Begin GIVEN DATA

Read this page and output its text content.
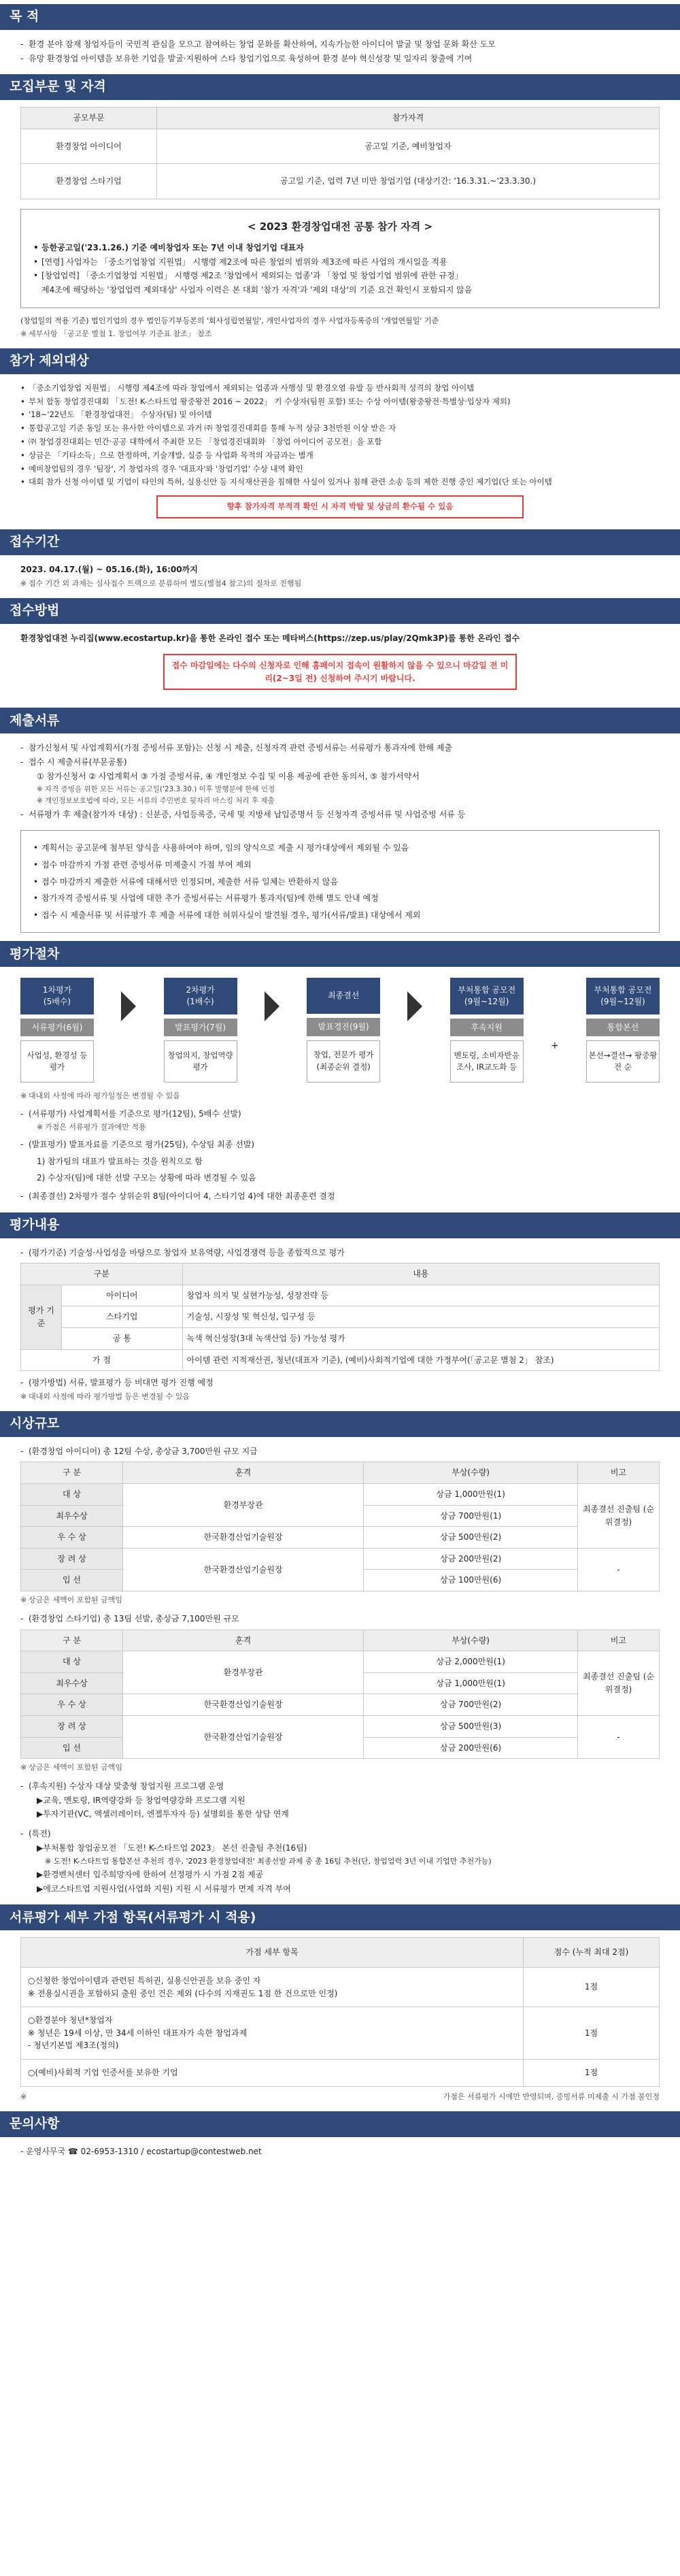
목 적
- 환경 분야 잠재 창업자들이 국민적 관심을 모으고 참여하는 창업 문화를 확산하여, 지속가능한 아이디어 발굴 및 창업 문화 확산 도모
- 유망 환경창업 아이템을 보유한 기업을 발굴·지원하여 스타 창업기업으로 육성하여 환경 분야 혁신성장 및 일자리 창출에 기여
모집부문 및 자격
공모부문	참가자격
환경창업 아이디어	공고일 기준, 예비창업자
환경창업 스타기업	공고일 기준, 업력 7년 미만 창업기업 (대상기간: '16.3.31.~'23.3.30.)
< 2023 환경창업대전 공통 참가 자격 >
• 등한공고일('23.1.26.) 기준 예비창업자 또는 7년 이내 창업기업 대표자
• [연령] 사업자는 「중소기업창업 지원법」 시행령 제2조에 따른 창업의 범위와 제3조에 따른 사업의 개시일을 적용
• [창업업력] 「중소기업창업 지원법」 시행령 제2조 '창업에서 제외되는 업종'과 「창업 및 창업기업 범위에 관한 규정」
제4조에 해당하는 '창업업력 제외대상' 사업자 이력은 본 대회 '참가 자격'과 '제외 대상'의 기준 요건 확인시 포함되지 않음
(창업일의 적용 기준) 법인기업의 경우 법인등기부등본의 '회사성립연월일', 개인사업자의 경우 사업자등록증의 '개업연월일' 기준
※ 세부사항 「공고문 별첨 1. 창업여부 기준표 참조」 참조
참가 제외대상
• 「중소기업창업 지원법」 시행령 제4조에 따라 창업에서 제외되는 업종과 사행성 및 환경오염 유발 등 반사회적 성격의 창업 아이템
• 부처 합동 창업경진대회 「도전! K-스타트업 왕중왕전 2016 ~ 2022」 기 수상자(팀원 포함) 또는 수상 아이템(왕중왕전·특별상·입상자 제외)
• '18~'22년도 「환경창업대전」 수상자(팀) 및 아이템
• 통합공고일 기준 동일 또는 유사한 아이템으로 과거 ㈜ 창업경진대회를 통해 누적 상금 3천만원 이상 받은 자
• ㈜ 창업경진대회는 민간·공공 대학에서 주최한 모든 「창업경진대회와 「창업 아이디어 공모전」을 포함
• 상금은 「기타소득」으로 한정하며, 기술개발, 실증 등 사업화 목적의 자금과는 별개
• 예비창업팀의 경우 '팀장', 기 창업자의 경우 '대표자'와 '창업기업' 수상 내역 확인
• 대회 참가 신청 아이템 및 기업이 타인의 특허, 실용신안 등 지식재산권을 침해한 사실이 있거나 침해 관련 소송 등의 제한 진행 중인 제기업(단 또는 아이템
향후 참가자격 부적격 확인 시 자격 박탈 및 상금의 환수될 수 있음
접수기간
2023. 04.17.(월) ~ 05.16.(화), 16:00까지
※ 접수 기간 외 과제는 심사접수 트랙으로 분류하여 별도(별첨4 참고)의 절차로 진행됨
접수방법
환경창업대전 누리집(www.ecostartup.kr)을 통한 온라인 접수 또는 메타버스(https://zep.us/play/2Qmk3P)를 통한 온라인 접수
접수 마감일에는 다수의 신청자로 인해 홈페이지 접속이 원활하지 않을 수 있으니 마감일 전 미리(2~3일 전) 신청하여 주시기 바랍니다.
제출서류
- 참가신청서 및 사업계획서(가점 증빙서류 포함)는 신청 시 제출, 신청자격 관련 증빙서류는 서류평가 통과자에 한해 제출
- 접수 시 제출서류(부문공통)
① 참가신청서 ② 사업계획서 ③ 가점 증빙서류, ④ 개인정보 수집 및 이용 제공에 관한 동의서, ⑤ 참가서약서
※ 자격 증빙을 위한 모든 서류는 공고일('23.3.30.) 이후 발행분에 한해 인정
※ 개인정보보호법에 따라, 모든 서류의 주민번호 뒷자리 마스킹 처리 후 제출
- 서류평가 후 제출(참가자 대상) : 신분증, 사업등록증, 국세 및 지방세 납입증명서 등 신청자격 증빙서류 및 사업증빙 서류 등
• 계획서는 공고문에 첨부된 양식을 사용하여야 하며, 임의 양식으로 제출 시 평가대상에서 제외될 수 있음
• 접수 마감까지 가점 관련 증빙서류 미제출시 가점 부여 제외
• 접수 마감까지 제출한 서류에 대해서만 인정되며, 제출한 서류 일체는 반환하지 않음
• 참가자격 증빙서류 및 사업에 대한 추가 증빙서류는 서류평가 통과자(팀)에 한해 별도 안내 예정
• 접수 시 제출서류 및 서류평가 후 제출 서류에 대한 허위사실이 발견될 경우, 평가(서류/발표) 대상에서 제외
평가절차
1차평가
(5배수)
서류평가(6월)
사업성, 환경성 등 평가
2차평가
(1배수)
발표평가(7월)
창업의지, 창업역량 평가
최종결선
발표경진(9월)
창업, 전문가 평가 (최종순위 결정)
부처통합 공모전
(9월~12월)
후속지원
멘토링, 소비자반응조사, IR교도화 등
+
부처통합 공모전
(9월~12월)
통합본선
본선→결선→ 왕중왕전 순
※ 대내외 사정에 따라 평가일정은 변경될 수 있음
- (서류평가) 사업계획서를 기준으로 평가(12팀), 5배수 선발)
※ 가점은 서류평가 결과에만 적용
- (발표평가) 발표자료를 기준으로 평가(25팀), 수상팀 최종 선발)
1) 참가팀의 대표가 발표하는 것을 원칙으로 함
2) 수상자(팀)에 대한 선발 구모는 상황에 따라 변경될 수 있음
- (최종결선) 2차평가 점수 상위순위 8팀(아이디어 4, 스타기업 4)에 대한 최종훈련 결정
평가내용
- (평가기준) 기술성·사업성을 바탕으로 창업자 보유역량, 사업경쟁력 등을 종합적으로 평가
구분		내용
평가 기준	아이디어	창업자 의지 및 실현가능성, 성장전략 등
	스타기업	기술성, 시장성 및 혁신성, 입구성 등
	공 통	녹색 혁신성장(3대 녹색산업 등) 가능성 평가
가 점		아이템 관련 지적재산권, 청년(대표자 기준), (예비)사회적기업에 대한 가정부여(「공고문 별첨 2」 참조)
- (평가방법) 서류, 발표평가 등 비대면 평가 진행 예정
※ 대내외 사정에 따라 평가방법 등은 변경될 수 있음
시상규모
- (환경창업 아이디어) 총 12팀 수상, 총상금 3,700만원 규모 지급
구 분	훈격	부상(수량)	비고
대 상	환경부장관	상금 1,000만원(1)	최종결선 진출팀 (순위결정)
최우수상		상금 700만원(1)	
우 수 상	한국환경산업기술원장	상금 500만원(2)	
장 려 상	한국환경산업기술원장	상금 200만원(2)	-
입 선		상금 100만원(6)	
※ 상금은 세액이 포함된 금액임
- (환경창업 스타기업) 총 13팀 선발, 총상금 7,100만원 규모
구 분	훈격	부상(수량)	비고
대 상	환경부장관	상금 2,000만원(1)	최종결선 진출팀 (순위결정)
최우수상		상금 1,000만원(1)	
우 수 상	한국환경산업기술원장	상금 700만원(2)	
장 려 상	한국환경산업기술원장	상금 500만원(3)	-
입 선		상금 200만원(6)	
※ 상금은 세액이 포함된 금액임
- (후속지원) 수상자 대상 맞춤형 창업지원 프로그램 운영
▶교육, 멘토링, IR역량강화 등 창업역량강화 프로그램 지원
▶투자기관(VC, 액셀러레이터, 엔젤투자자 등) 설명회를 통한 상담 연계
- (특전)
▶부처통합 창업공모전 「도전! K-스타트업 2023」 본선 진출팀 추천(16팀)
※ 도전! K-스타트업 통합본선 추천의 경우, '2023 환경창업대전' 최종선발 과제 중 총 16팀 추천(단, 창업업력 3년 이내 기업만 추천가능)
▶환경벤처센터 입주희망자에 한하여 선정평가 시 가점 2점 제공
▶에코스타트업 지원사업(사업화 지원) 지원 시 서류평가 면제 자격 부여
서류평가 세부 가점 항목(서류평가 시 적용)
가점 세부 항목	점수 (누적 최대 2점)
○신청한 창업아이템과 관련된 특허권, 실용신안권을 보유 중인 자
※ 전용실시권을 포함하되 출원 중인 건은 제외 (다수의 지재권도 1점 한 건으로만 인정)	1점
○환경분야 청년*창업자
※ 청년은 19세 이상, 만 34세 이하인 대표자가 속한 창업과제
- 청년기본법 제3조(정의)	1점
○(예비)사회적 기업 인증서를 보유한 기업	1점
※ 가점은 서류평가 시에만 반영되며, 증빙서류 미제출 시 가점 불인정
문의사항
- 운영사무국 ☎ 02-6953-1310 / ecostartup@contestweb.net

End GIVEN DATA

● **DESCRIPTION OF THE TASK**
Collect every line above that contains the word "평가방법".

● **FINISHED ANSWER**
- (평가방법) 서류, 발표평가 등 비대면 평가 진행 예정
※ 대내외 사정에 따라 평가방법 등은 변경될 수 있음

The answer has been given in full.